▶ [Requirement] Leave out the pictures and repeat everything else in the records exactly.

▶ [Records supplied]
----------

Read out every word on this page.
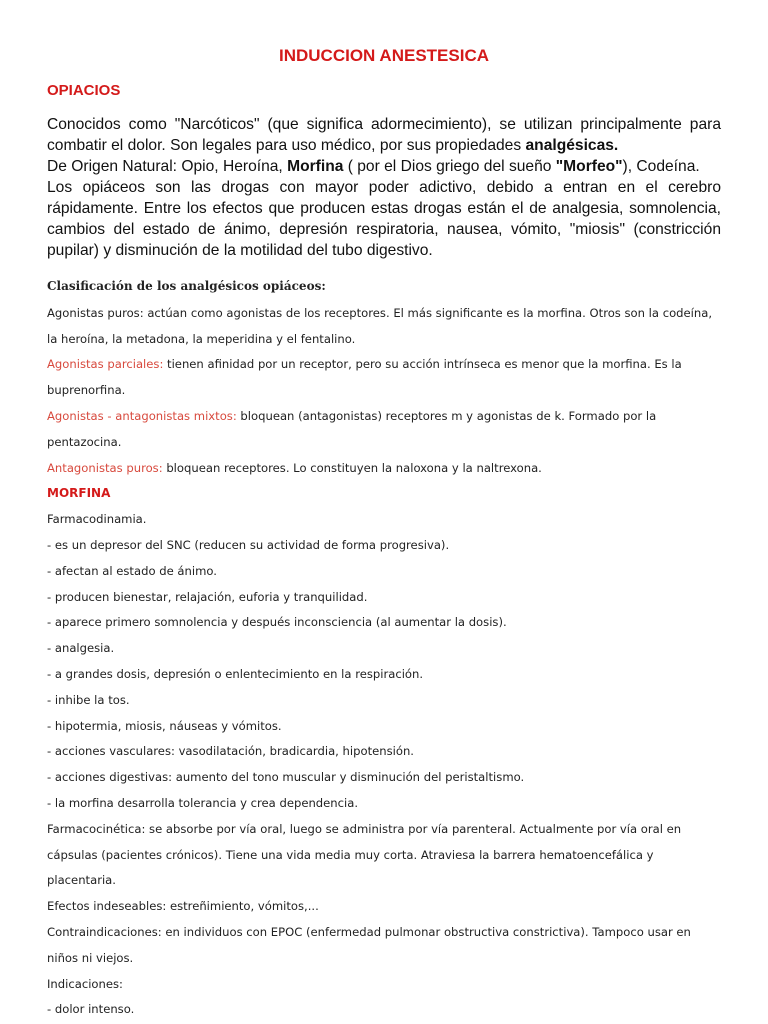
INDUCCION ANESTESICA
OPIACIOS
Conocidos como "Narcóticos" (que significa adormecimiento), se utilizan principalmente para combatir el dolor. Son legales para uso médico, por sus propiedades analgésicas.
De Origen Natural: Opio, Heroína, Morfina ( por el Dios griego del sueño "Morfeo"), Codeína.
Los opiáceos son las drogas con mayor poder adictivo, debido a entran en el cerebro rápidamente. Entre los efectos que producen estas drogas están el de analgesia, somnolencia, cambios del estado de ánimo, depresión respiratoria, nausea, vómito, "miosis" (constricción pupilar) y disminución de la motilidad del tubo digestivo.

Clasificación de los analgésicos opiáceos:

Agonistas puros: actúan como agonistas de los receptores. El más significante es la morfina. Otros son la codeína,

la heroína, la metadona, la meperidina y el fentalino.

Agonistas parciales: tienen afinidad por un receptor, pero su acción intrínseca es menor que la morfina. Es la

buprenorfina.

Agonistas - antagonistas mixtos: bloquean (antagonistas) receptores m y agonistas de k. Formado por la

pentazocina.

Antagonistas puros: bloquean receptores. Lo constituyen la naloxona y la naltrexona.

MORFINA

Farmacodinamia.

- es un depresor del SNC (reducen su actividad de forma progresiva).

- afectan al estado de ánimo.

- producen bienestar, relajación, euforia y tranquilidad.

- aparece primero somnolencia y después inconsciencia (al aumentar la dosis).

- analgesia.

- a grandes dosis, depresión o enlentecimiento en la respiración.

- inhibe la tos.

- hipotermia, miosis, náuseas y vómitos.

- acciones vasculares: vasodilatación, bradicardia, hipotensión.

- acciones digestivas: aumento del tono muscular y disminución del peristaltismo.

- la morfina desarrolla tolerancia y crea dependencia.

Farmacocinética: se absorbe por vía oral, luego se administra por vía parenteral. Actualmente por vía oral en

cápsulas (pacientes crónicos). Tiene una vida media muy corta. Atraviesa la barrera hematoencefálica y

placentaria.

Efectos indeseables: estreñimiento, vómitos,...

Contraindicaciones: en individuos con EPOC (enfermedad pulmonar obstructiva constrictiva). Tampoco usar en

niños ni viejos.

Indicaciones:

- dolor intenso.
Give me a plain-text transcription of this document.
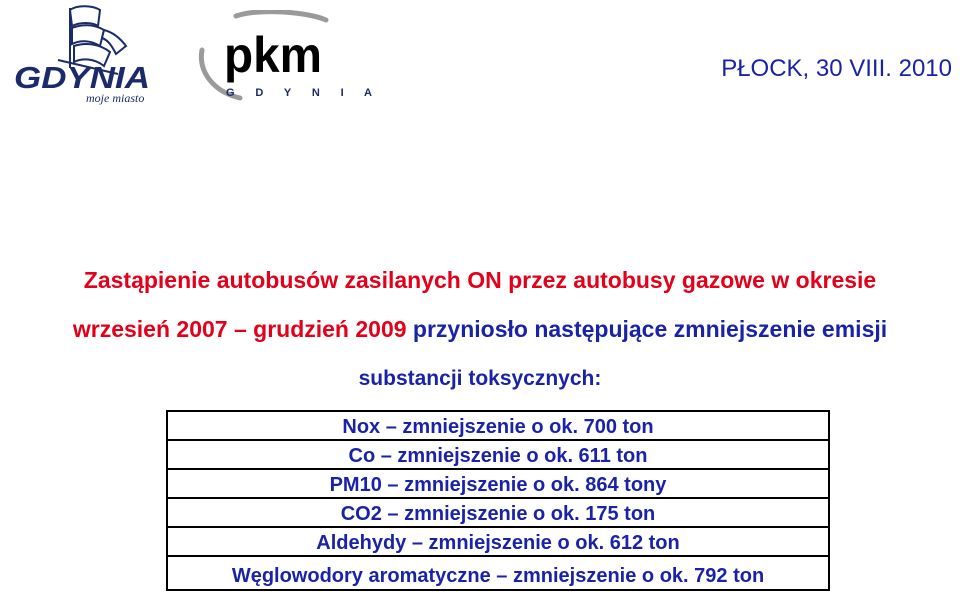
GDYNIA
moje miasto
pkm
G D Y N I A
PŁOCK, 30 VIII. 2010
Zastąpienie autobusów zasilanych ON przez autobusy gazowe w okresie
wrzesień 2007 – grudzień 2009 przyniosło następujące zmniejszenie emisji
substancji toksycznych:
Nox – zmniejszenie o ok. 700 ton
Co – zmniejszenie o ok. 611 ton
PM10 – zmniejszenie o ok. 864 tony
CO2 – zmniejszenie o ok. 175 ton
Aldehydy – zmniejszenie o ok. 612 ton
Węglowodory aromatyczne – zmniejszenie o ok. 792 ton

----------

▶ [Solution to this problem]
Read out every word on this page.
INDUCCION ANESTESICA
OPIACIOS
Conocidos como "Narcóticos" (que significa adormecimiento), se utilizan principalmente para combatir el dolor. Son legales para uso médico, por sus propiedades analgésicas.
De Origen Natural: Opio, Heroína, Morfina ( por el Dios griego del sueño "Morfeo"), Codeína.
Los opiáceos son las drogas con mayor poder adictivo, debido a entran en el cerebro rápidamente. Entre los efectos que producen estas drogas están el de analgesia, somnolencia, cambios del estado de ánimo, depresión respiratoria, nausea, vómito, "miosis" (constricción pupilar) y disminución de la motilidad del tubo digestivo.

Clasificación de los analgésicos opiáceos:

Agonistas puros: actúan como agonistas de los receptores. El más significante es la morfina. Otros son la codeína,

la heroína, la metadona, la meperidina y el fentalino.

Agonistas parciales: tienen afinidad por un receptor, pero su acción intrínseca es menor que la morfina. Es la

buprenorfina.

Agonistas - antagonistas mixtos: bloquean (antagonistas) receptores m y agonistas de k. Formado por la

pentazocina.

Antagonistas puros: bloquean receptores. Lo constituyen la naloxona y la naltrexona.

MORFINA

Farmacodinamia.

- es un depresor del SNC (reducen su actividad de forma progresiva).

- afectan al estado de ánimo.

- producen bienestar, relajación, euforia y tranquilidad.

- aparece primero somnolencia y después inconsciencia (al aumentar la dosis).

- analgesia.

- a grandes dosis, depresión o enlentecimiento en la respiración.

- inhibe la tos.

- hipotermia, miosis, náuseas y vómitos.

- acciones vasculares: vasodilatación, bradicardia, hipotensión.

- acciones digestivas: aumento del tono muscular y disminución del peristaltismo.

- la morfina desarrolla tolerancia y crea dependencia.

Farmacocinética: se absorbe por vía oral, luego se administra por vía parenteral. Actualmente por vía oral en

cápsulas (pacientes crónicos). Tiene una vida media muy corta. Atraviesa la barrera hematoencefálica y

placentaria.

Efectos indeseables: estreñimiento, vómitos,...

Contraindicaciones: en individuos con EPOC (enfermedad pulmonar obstructiva constrictiva). Tampoco usar en

niños ni viejos.

Indicaciones:

- dolor intenso.
Give me a plain-text transcription of this document.
GDYNIA
moje miasto
pkm
G D Y N I A
PŁOCK, 30 VIII. 2010
Zastąpienie autobusów zasilanych ON przez autobusy gazowe w okresie
wrzesień 2007 – grudzień 2009 przyniosło następujące zmniejszenie emisji
substancji toksycznych:
Nox – zmniejszenie o ok. 700 ton
Co – zmniejszenie o ok. 611 ton
PM10 – zmniejszenie o ok. 864 tony
CO2 – zmniejszenie o ok. 175 ton
Aldehydy – zmniejszenie o ok. 612 ton
Węglowodory aromatyczne – zmniejszenie o ok. 792 ton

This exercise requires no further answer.